* AIM OF THE TASK *
The data must be returned in full and exactly as given.

(Records contained in a dataset)
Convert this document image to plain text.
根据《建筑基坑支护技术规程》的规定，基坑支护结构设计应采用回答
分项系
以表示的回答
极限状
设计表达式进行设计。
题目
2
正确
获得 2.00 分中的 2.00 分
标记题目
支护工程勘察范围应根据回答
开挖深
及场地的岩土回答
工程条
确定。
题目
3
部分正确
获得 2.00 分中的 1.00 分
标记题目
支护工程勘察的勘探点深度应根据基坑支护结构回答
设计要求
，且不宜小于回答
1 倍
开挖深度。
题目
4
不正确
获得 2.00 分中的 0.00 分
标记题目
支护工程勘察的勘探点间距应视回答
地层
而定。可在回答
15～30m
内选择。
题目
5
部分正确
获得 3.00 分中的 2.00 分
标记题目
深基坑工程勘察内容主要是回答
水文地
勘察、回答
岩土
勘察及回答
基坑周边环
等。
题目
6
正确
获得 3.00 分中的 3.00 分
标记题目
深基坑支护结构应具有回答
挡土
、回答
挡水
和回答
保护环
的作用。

* FINAL RESULT *
Convert this document image to plain text.
根据《建筑基坑支护技术规程》的规定，基坑支护结构设计应采用回答
分项系
以表示的回答
极限状
设计表达式进行设计。
题目
2
正确
获得 2.00 分中的 2.00 分
标记题目
支护工程勘察范围应根据回答
开挖深
及场地的岩土回答
工程条
确定。
题目
3
部分正确
获得 2.00 分中的 1.00 分
标记题目
支护工程勘察的勘探点深度应根据基坑支护结构回答
设计要求
，且不宜小于回答
1 倍
开挖深度。
题目
4
不正确
获得 2.00 分中的 0.00 分
标记题目
支护工程勘察的勘探点间距应视回答
地层
而定。可在回答
15～30m
内选择。
题目
5
部分正确
获得 3.00 分中的 2.00 分
标记题目
深基坑工程勘察内容主要是回答
水文地
勘察、回答
岩土
勘察及回答
基坑周边环
等。
题目
6
正确
获得 3.00 分中的 3.00 分
标记题目
深基坑支护结构应具有回答
挡土
、回答
挡水
和回答
保护环
的作用。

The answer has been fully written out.